■ **EXERCISE DETAILS**: Every record must be transcribed in its entirety, apart from the images, which are to be omitted.

■ **WORKING DATA**:
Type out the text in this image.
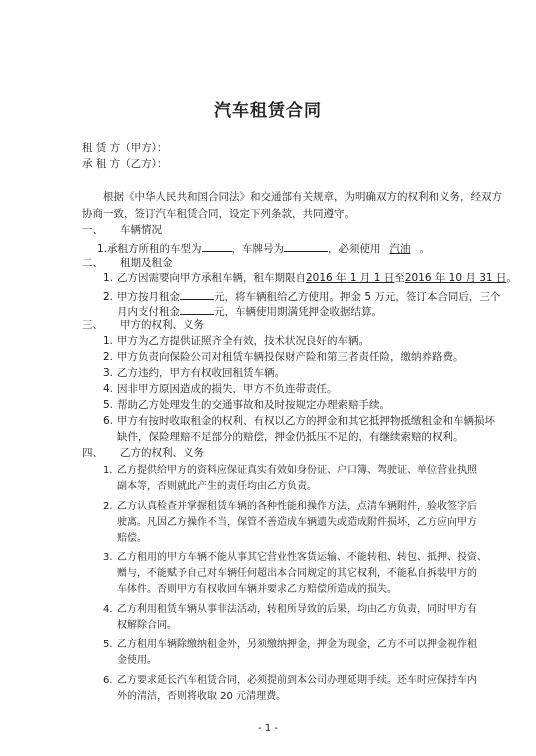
汽车租赁合同
租 赁 方（甲方）：
承 租 方（乙方）：
根据《中华人民共和国合同法》和交通部有关规章，为明确双方的权利和义务，经双方
协商一致，签订汽车租赁合同，设定下列条款，共同遵守。
一、 车辆情况
1.承租方所租的车型为	，车牌号为	，必须使用 汽油 。
二、 租期及租金
1. 乙方因需要向甲方承租车辆，租车期限自2016 年 1 月 1 日至2016 年 10 月 31 日。
2. 甲方按月租金	元，将车辆租给乙方使用。押金 5 万元，签订本合同后，三个
月内支付租金	元，车辆使用期满凭押金收据结算。
三、 甲方的权利、义务
1. 甲方为乙方提供证照齐全有效，技术状况良好的车辆。
2. 甲方负责向保险公司对租赁车辆投保财产险和第三者责任险，缴纳养路费。
3. 乙方违约，甲方有权收回租赁车辆。
4. 因非甲方原因造成的损失，甲方不负连带责任。
5. 帮助乙方处理发生的交通事故和及时按规定办理索赔手续。
6. 甲方有按时收取租金的权利、有权以乙方的押金和其它抵押物抵缴租金和车辆损坏
缺件，保险理赔不足部分的赔偿，押金仍抵压不足的，有继续索赔的权利。
四、 乙方的权利、义务
1. 乙方提供给甲方的资料应保证真实有效如身份证、户口簿、驾驶证、单位营业执照
副本等，否则就此产生的责任均由乙方负责。
2. 乙方认真检查并掌握租赁车辆的各种性能和操作方法，点清车辆附件，验收签字后
驶离。凡因乙方操作不当，保管不善造成车辆遗失或造成附件损坏，乙方应向甲方
赔偿。
3. 乙方租用的甲方车辆不能从事其它营业性客货运输、不能转租、转包、抵押、投资、
赠与，不能赋予自己对车辆任何超出本合同规定的其它权利，不能私自拆装甲方的
车体件。否则甲方有权收回车辆并要求乙方赔偿所造成的损失。
4. 乙方利用租赁车辆从事非法活动，转租所导致的后果，均由乙方负责，同时甲方有
权解除合同。
5. 乙方租用车辆除缴纳租金外，另须缴纳押金，押金为现金，乙方不可以押金视作租
金使用。
6. 乙方要求延长汽车租赁合同，必须提前到本公司办理延期手续。还车时应保持车内
外的清洁，否则将收取 20 元清理费。
- 1 -
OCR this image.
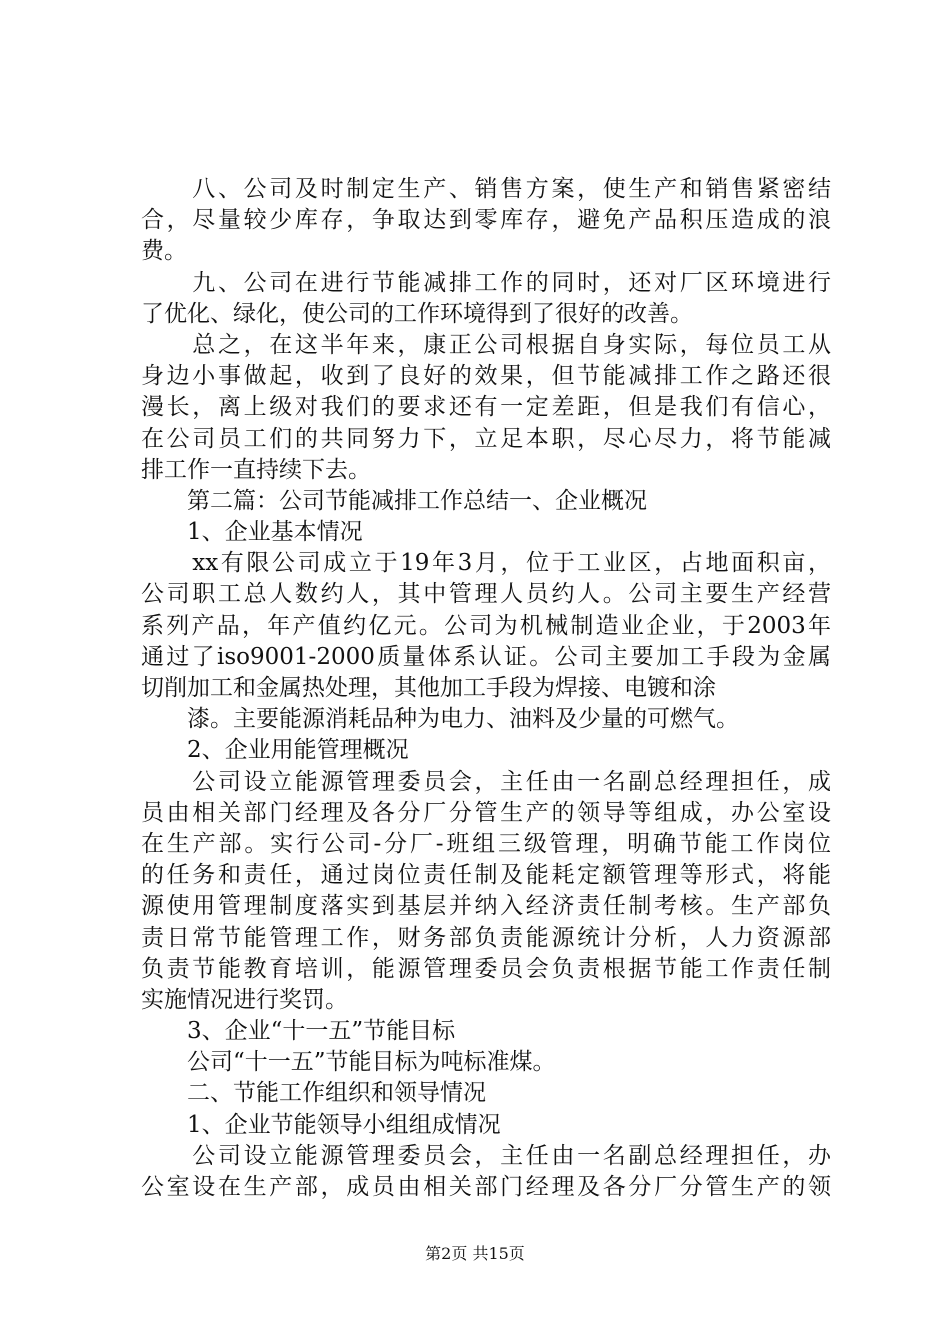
　　八、公司及时制定生产、销售方案，使生产和销售紧密结
合，尽量较少库存，争取达到零库存，避免产品积压造成的浪
费。
　　九、公司在进行节能减排工作的同时，还对厂区环境进行
了优化、绿化，使公司的工作环境得到了很好的改善。
　　总之，在这半年来，康正公司根据自身实际，每位员工从
身边小事做起，收到了良好的效果，但节能减排工作之路还很
漫长，离上级对我们的要求还有一定差距，但是我们有信心，
在公司员工们的共同努力下，立足本职，尽心尽力，将节能减
排工作一直持续下去。
　　第二篇：公司节能减排工作总结一、企业概况
　　1、企业基本情况
　　xx有限公司成立于19年3月，位于工业区，占地面积亩，
公司职工总人数约人，其中管理人员约人。公司主要生产经营
系列产品，年产值约亿元。公司为机械制造业企业，于2003年
通过了iso9001-2000质量体系认证。公司主要加工手段为金属
切削加工和金属热处理，其他加工手段为焊接、电镀和涂
　　漆。主要能源消耗品种为电力、油料及少量的可燃气。
　　2、企业用能管理概况
　　公司设立能源管理委员会，主任由一名副总经理担任，成
员由相关部门经理及各分厂分管生产的领导等组成，办公室设
在生产部。实行公司-分厂-班组三级管理，明确节能工作岗位
的任务和责任，通过岗位责任制及能耗定额管理等形式，将能
源使用管理制度落实到基层并纳入经济责任制考核。生产部负
责日常节能管理工作，财务部负责能源统计分析，人力资源部
负责节能教育培训，能源管理委员会负责根据节能工作责任制
实施情况进行奖罚。
　　3、企业“十一五”节能目标
　　公司“十一五”节能目标为吨标准煤。
　　二、节能工作组织和领导情况
　　1、企业节能领导小组组成情况
　　公司设立能源管理委员会，主任由一名副总经理担任，办
公室设在生产部，成员由相关部门经理及各分厂分管生产的领
第2页 共15页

■ **COMPLETED EXERCISE**:
Type out the text in this image.
汽车租赁合同
租 赁 方（甲方）：
承 租 方（乙方）：
根据《中华人民共和国合同法》和交通部有关规章，为明确双方的权利和义务，经双方
协商一致，签订汽车租赁合同，设定下列条款，共同遵守。
一、 车辆情况
1.承租方所租的车型为	，车牌号为	，必须使用 汽油 。
二、 租期及租金
1. 乙方因需要向甲方承租车辆，租车期限自2016 年 1 月 1 日至2016 年 10 月 31 日。
2. 甲方按月租金	元，将车辆租给乙方使用。押金 5 万元，签订本合同后，三个
月内支付租金	元，车辆使用期满凭押金收据结算。
三、 甲方的权利、义务
1. 甲方为乙方提供证照齐全有效，技术状况良好的车辆。
2. 甲方负责向保险公司对租赁车辆投保财产险和第三者责任险，缴纳养路费。
3. 乙方违约，甲方有权收回租赁车辆。
4. 因非甲方原因造成的损失，甲方不负连带责任。
5. 帮助乙方处理发生的交通事故和及时按规定办理索赔手续。
6. 甲方有按时收取租金的权利、有权以乙方的押金和其它抵押物抵缴租金和车辆损坏
缺件，保险理赔不足部分的赔偿，押金仍抵压不足的，有继续索赔的权利。
四、 乙方的权利、义务
1. 乙方提供给甲方的资料应保证真实有效如身份证、户口簿、驾驶证、单位营业执照
副本等，否则就此产生的责任均由乙方负责。
2. 乙方认真检查并掌握租赁车辆的各种性能和操作方法，点清车辆附件，验收签字后
驶离。凡因乙方操作不当，保管不善造成车辆遗失或造成附件损坏，乙方应向甲方
赔偿。
3. 乙方租用的甲方车辆不能从事其它营业性客货运输、不能转租、转包、抵押、投资、
赠与，不能赋予自己对车辆任何超出本合同规定的其它权利，不能私自拆装甲方的
车体件。否则甲方有权收回车辆并要求乙方赔偿所造成的损失。
4. 乙方利用租赁车辆从事非法活动，转租所导致的后果，均由乙方负责，同时甲方有
权解除合同。
5. 乙方租用车辆除缴纳租金外，另须缴纳押金，押金为现金，乙方不可以押金视作租
金使用。
6. 乙方要求延长汽车租赁合同，必须提前到本公司办理延期手续。还车时应保持车内
外的清洁，否则将收取 20 元清理费。
- 1 -
OCR this image.
　　八、公司及时制定生产、销售方案，使生产和销售紧密结
合，尽量较少库存，争取达到零库存，避免产品积压造成的浪
费。
　　九、公司在进行节能减排工作的同时，还对厂区环境进行
了优化、绿化，使公司的工作环境得到了很好的改善。
　　总之，在这半年来，康正公司根据自身实际，每位员工从
身边小事做起，收到了良好的效果，但节能减排工作之路还很
漫长，离上级对我们的要求还有一定差距，但是我们有信心，
在公司员工们的共同努力下，立足本职，尽心尽力，将节能减
排工作一直持续下去。
　　第二篇：公司节能减排工作总结一、企业概况
　　1、企业基本情况
　　xx有限公司成立于19年3月，位于工业区，占地面积亩，
公司职工总人数约人，其中管理人员约人。公司主要生产经营
系列产品，年产值约亿元。公司为机械制造业企业，于2003年
通过了iso9001-2000质量体系认证。公司主要加工手段为金属
切削加工和金属热处理，其他加工手段为焊接、电镀和涂
　　漆。主要能源消耗品种为电力、油料及少量的可燃气。
　　2、企业用能管理概况
　　公司设立能源管理委员会，主任由一名副总经理担任，成
员由相关部门经理及各分厂分管生产的领导等组成，办公室设
在生产部。实行公司-分厂-班组三级管理，明确节能工作岗位
的任务和责任，通过岗位责任制及能耗定额管理等形式，将能
源使用管理制度落实到基层并纳入经济责任制考核。生产部负
责日常节能管理工作，财务部负责能源统计分析，人力资源部
负责节能教育培训，能源管理委员会负责根据节能工作责任制
实施情况进行奖罚。
　　3、企业“十一五”节能目标
　　公司“十一五”节能目标为吨标准煤。
　　二、节能工作组织和领导情况
　　1、企业节能领导小组组成情况
　　公司设立能源管理委员会，主任由一名副总经理担任，办
公室设在生产部，成员由相关部门经理及各分厂分管生产的领
第2页 共15页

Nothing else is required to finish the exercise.